*Task requirements:* Retype the records below exactly as they appear, but leave out any pictures.

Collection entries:
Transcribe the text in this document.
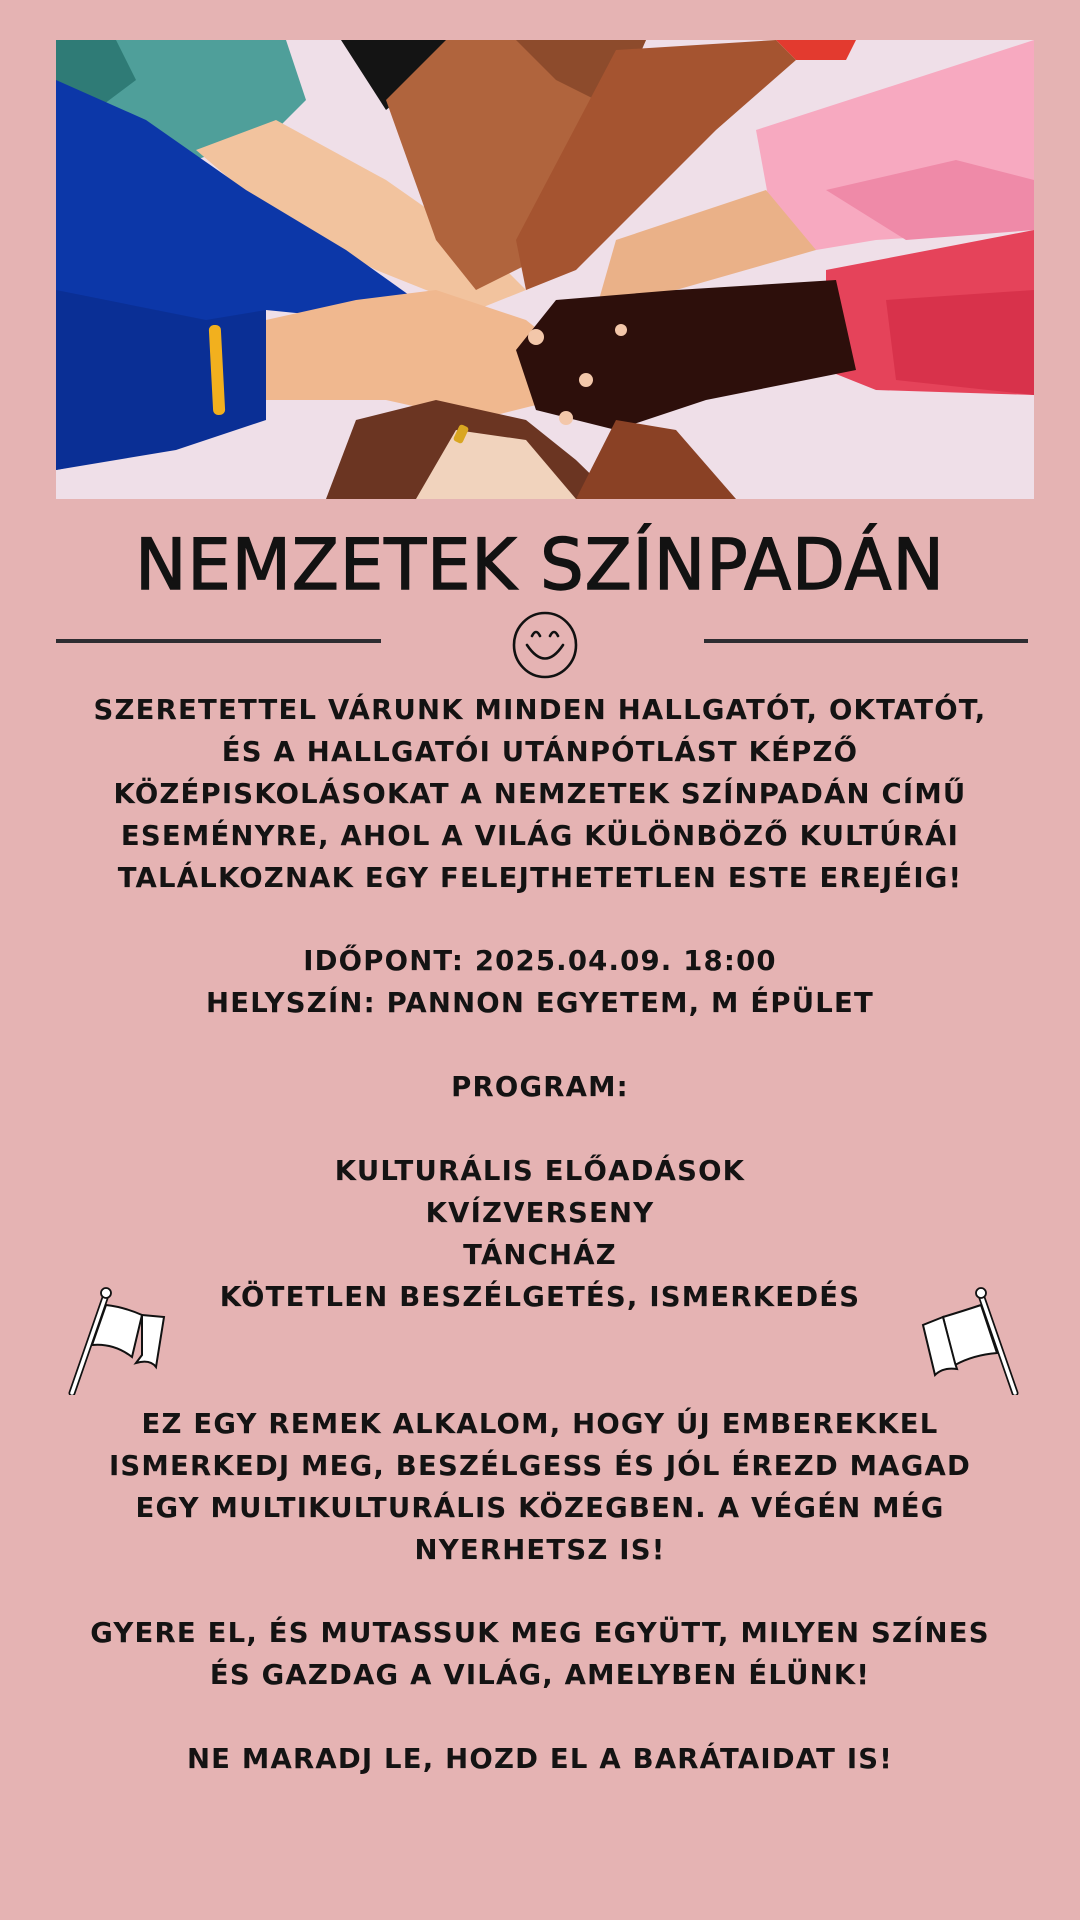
NEMZETEK SZÍNPADÁN
SZERETETTEL VÁRUNK MINDEN HALLGATÓT, OKTATÓT,
ÉS A HALLGATÓI UTÁNPÓTLÁST KÉPZŐ
KÖZÉPISKOLÁSOKAT A NEMZETEK SZÍNPADÁN CÍMŰ
ESEMÉNYRE, AHOL A VILÁG KÜLÖNBÖZŐ KULTÚRÁI
TALÁLKOZNAK EGY FELEJTHETETLEN ESTE EREJÉIG!
IDŐPONT: 2025.04.09. 18:00
HELYSZÍN: PANNON EGYETEM, M ÉPÜLET
PROGRAM:
KULTURÁLIS ELŐADÁSOK
KVÍZVERSENY
TÁNCHÁZ
KÖTETLEN BESZÉLGETÉS, ISMERKEDÉS
EZ EGY REMEK ALKALOM, HOGY ÚJ EMBEREKKEL
ISMERKEDJ MEG, BESZÉLGESS ÉS JÓL ÉREZD MAGAD
EGY MULTIKULTURÁLIS KÖZEGBEN. A VÉGÉN MÉG
NYERHETSZ IS!
GYERE EL, ÉS MUTASSUK MEG EGYÜTT, MILYEN SZÍNES
ÉS GAZDAG A VILÁG, AMELYBEN ÉLÜNK!
NE MARADJ LE, HOZD EL A BARÁTAIDAT IS!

*Response:*
Transcribe the text in this document.
NEMZETEK SZÍNPADÁN
SZERETETTEL VÁRUNK MINDEN HALLGATÓT, OKTATÓT,
ÉS A HALLGATÓI UTÁNPÓTLÁST KÉPZŐ
KÖZÉPISKOLÁSOKAT A NEMZETEK SZÍNPADÁN CÍMŰ
ESEMÉNYRE, AHOL A VILÁG KÜLÖNBÖZŐ KULTÚRÁI
TALÁLKOZNAK EGY FELEJTHETETLEN ESTE EREJÉIG!
IDŐPONT: 2025.04.09. 18:00
HELYSZÍN: PANNON EGYETEM, M ÉPÜLET
PROGRAM:
KULTURÁLIS ELŐADÁSOK
KVÍZVERSENY
TÁNCHÁZ
KÖTETLEN BESZÉLGETÉS, ISMERKEDÉS
EZ EGY REMEK ALKALOM, HOGY ÚJ EMBEREKKEL
ISMERKEDJ MEG, BESZÉLGESS ÉS JÓL ÉREZD MAGAD
EGY MULTIKULTURÁLIS KÖZEGBEN. A VÉGÉN MÉG
NYERHETSZ IS!
GYERE EL, ÉS MUTASSUK MEG EGYÜTT, MILYEN SZÍNES
ÉS GAZDAG A VILÁG, AMELYBEN ÉLÜNK!
NE MARADJ LE, HOZD EL A BARÁTAIDAT IS!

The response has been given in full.